(Items from a dataset)
--- begin ---

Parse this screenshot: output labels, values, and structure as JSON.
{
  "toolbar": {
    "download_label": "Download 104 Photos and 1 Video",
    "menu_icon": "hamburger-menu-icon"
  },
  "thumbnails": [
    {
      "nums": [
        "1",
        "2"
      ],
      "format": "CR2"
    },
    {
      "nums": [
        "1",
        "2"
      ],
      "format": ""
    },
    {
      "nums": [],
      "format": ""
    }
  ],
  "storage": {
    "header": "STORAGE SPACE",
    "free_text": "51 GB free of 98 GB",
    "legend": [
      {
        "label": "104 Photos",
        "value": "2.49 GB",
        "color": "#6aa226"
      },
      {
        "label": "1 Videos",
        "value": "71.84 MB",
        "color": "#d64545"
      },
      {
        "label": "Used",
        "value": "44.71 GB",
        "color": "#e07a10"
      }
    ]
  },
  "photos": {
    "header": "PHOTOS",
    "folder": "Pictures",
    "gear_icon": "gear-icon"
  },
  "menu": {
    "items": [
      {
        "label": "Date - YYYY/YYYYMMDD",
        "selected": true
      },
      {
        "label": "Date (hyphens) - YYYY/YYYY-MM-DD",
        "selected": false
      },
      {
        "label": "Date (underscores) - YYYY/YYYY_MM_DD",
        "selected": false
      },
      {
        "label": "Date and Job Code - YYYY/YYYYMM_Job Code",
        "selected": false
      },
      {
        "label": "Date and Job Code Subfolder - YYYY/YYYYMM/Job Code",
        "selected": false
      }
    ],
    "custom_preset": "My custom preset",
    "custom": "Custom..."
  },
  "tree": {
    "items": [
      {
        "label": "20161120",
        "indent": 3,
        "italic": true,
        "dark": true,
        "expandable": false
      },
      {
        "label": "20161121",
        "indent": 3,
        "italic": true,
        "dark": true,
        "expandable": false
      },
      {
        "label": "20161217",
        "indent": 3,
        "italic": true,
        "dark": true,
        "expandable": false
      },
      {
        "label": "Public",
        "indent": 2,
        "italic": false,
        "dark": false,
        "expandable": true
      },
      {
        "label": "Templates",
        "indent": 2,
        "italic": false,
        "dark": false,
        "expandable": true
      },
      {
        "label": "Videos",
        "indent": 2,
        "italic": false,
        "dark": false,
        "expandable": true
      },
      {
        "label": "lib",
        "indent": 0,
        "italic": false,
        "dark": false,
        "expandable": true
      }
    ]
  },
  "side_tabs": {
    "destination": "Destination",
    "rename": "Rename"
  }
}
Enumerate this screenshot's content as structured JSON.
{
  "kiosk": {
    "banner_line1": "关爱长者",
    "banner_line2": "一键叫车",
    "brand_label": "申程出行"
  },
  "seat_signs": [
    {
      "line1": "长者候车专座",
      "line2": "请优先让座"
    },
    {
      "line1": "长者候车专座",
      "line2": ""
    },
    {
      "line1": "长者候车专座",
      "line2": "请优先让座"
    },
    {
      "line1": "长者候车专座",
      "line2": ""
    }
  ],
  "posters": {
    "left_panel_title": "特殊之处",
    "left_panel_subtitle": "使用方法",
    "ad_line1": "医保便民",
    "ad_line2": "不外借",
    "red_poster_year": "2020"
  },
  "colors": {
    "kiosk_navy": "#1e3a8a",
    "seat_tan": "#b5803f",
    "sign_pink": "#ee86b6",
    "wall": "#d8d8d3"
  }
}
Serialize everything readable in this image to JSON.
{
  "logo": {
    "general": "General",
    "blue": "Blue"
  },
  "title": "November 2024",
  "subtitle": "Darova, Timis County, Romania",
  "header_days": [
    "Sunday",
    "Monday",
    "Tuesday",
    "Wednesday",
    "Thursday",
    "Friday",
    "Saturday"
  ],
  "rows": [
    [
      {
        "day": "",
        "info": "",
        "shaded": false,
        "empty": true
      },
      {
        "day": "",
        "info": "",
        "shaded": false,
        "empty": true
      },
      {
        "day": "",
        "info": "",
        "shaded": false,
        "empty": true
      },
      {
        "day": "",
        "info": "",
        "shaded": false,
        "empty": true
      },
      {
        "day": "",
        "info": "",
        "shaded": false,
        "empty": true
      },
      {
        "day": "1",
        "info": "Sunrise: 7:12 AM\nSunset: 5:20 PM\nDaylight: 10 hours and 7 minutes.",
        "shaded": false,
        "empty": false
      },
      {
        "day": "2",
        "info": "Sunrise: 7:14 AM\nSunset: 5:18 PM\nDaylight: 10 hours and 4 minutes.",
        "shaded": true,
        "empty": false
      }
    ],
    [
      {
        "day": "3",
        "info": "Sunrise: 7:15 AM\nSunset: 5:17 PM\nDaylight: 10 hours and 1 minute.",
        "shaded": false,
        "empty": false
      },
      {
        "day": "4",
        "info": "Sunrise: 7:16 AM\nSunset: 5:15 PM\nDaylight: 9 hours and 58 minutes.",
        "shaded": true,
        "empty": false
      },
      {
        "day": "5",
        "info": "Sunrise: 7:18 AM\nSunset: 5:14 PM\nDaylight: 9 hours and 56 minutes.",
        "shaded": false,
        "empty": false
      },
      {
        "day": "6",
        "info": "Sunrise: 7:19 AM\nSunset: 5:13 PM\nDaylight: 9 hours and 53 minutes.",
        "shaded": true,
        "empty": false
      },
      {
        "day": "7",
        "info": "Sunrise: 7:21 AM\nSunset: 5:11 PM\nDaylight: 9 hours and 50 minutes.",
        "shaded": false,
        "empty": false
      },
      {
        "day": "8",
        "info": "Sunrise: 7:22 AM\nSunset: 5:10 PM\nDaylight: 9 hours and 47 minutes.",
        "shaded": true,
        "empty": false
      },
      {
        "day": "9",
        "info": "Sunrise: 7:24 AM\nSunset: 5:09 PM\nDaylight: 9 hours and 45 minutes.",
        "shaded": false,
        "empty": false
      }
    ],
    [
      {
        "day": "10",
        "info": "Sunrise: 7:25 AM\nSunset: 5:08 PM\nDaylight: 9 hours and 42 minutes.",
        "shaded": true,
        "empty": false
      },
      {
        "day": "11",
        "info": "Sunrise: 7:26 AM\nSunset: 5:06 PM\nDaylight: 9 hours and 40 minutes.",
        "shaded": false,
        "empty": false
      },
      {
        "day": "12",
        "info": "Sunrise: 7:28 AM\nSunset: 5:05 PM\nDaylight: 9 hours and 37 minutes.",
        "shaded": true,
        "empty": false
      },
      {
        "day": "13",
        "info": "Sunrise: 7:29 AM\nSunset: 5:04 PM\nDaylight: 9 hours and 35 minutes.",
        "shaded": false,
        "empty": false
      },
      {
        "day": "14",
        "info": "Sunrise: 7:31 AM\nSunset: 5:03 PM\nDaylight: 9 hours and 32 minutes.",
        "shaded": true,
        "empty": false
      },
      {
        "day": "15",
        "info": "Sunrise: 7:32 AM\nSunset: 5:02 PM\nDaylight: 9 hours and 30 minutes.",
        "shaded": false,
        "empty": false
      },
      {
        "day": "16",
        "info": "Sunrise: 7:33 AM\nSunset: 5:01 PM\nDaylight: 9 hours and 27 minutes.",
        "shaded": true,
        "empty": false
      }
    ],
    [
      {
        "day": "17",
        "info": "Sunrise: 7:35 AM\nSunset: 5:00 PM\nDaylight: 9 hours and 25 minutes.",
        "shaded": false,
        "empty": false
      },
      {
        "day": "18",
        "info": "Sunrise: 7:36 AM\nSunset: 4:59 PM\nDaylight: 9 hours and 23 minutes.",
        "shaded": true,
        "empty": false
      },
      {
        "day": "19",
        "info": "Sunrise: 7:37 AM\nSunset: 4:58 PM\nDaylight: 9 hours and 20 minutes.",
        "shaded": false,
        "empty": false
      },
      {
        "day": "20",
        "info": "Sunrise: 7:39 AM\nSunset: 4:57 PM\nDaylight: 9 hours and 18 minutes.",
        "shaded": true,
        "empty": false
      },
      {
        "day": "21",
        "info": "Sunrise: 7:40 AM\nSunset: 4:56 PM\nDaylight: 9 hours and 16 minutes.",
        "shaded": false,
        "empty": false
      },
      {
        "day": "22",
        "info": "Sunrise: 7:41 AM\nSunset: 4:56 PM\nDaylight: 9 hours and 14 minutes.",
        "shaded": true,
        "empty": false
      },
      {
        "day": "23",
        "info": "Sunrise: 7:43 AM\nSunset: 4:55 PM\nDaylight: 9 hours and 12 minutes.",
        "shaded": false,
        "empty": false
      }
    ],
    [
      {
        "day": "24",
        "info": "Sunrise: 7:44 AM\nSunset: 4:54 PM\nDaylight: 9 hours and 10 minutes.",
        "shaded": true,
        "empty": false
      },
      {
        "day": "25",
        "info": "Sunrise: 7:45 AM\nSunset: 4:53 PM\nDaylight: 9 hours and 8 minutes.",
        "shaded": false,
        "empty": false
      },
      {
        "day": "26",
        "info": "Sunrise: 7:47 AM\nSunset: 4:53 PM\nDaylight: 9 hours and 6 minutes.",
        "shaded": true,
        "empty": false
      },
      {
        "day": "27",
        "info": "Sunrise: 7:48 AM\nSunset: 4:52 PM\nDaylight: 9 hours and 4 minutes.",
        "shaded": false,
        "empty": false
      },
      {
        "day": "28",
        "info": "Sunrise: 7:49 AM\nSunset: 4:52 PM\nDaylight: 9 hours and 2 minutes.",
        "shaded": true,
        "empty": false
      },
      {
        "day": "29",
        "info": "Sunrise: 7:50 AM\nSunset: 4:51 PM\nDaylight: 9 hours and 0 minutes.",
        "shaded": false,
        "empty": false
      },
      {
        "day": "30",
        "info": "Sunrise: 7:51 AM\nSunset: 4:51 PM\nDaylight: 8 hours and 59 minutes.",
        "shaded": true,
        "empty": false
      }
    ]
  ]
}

--- end ---

-- Requirement --
Pull every line containing "Code" out of the records.

-- Response for this exercise --
        "label": "Date and Job Code - YYYY/YYYYMM_Job Code",
        "label": "Date and Job Code Subfolder - YYYY/YYYYMM/Job Code",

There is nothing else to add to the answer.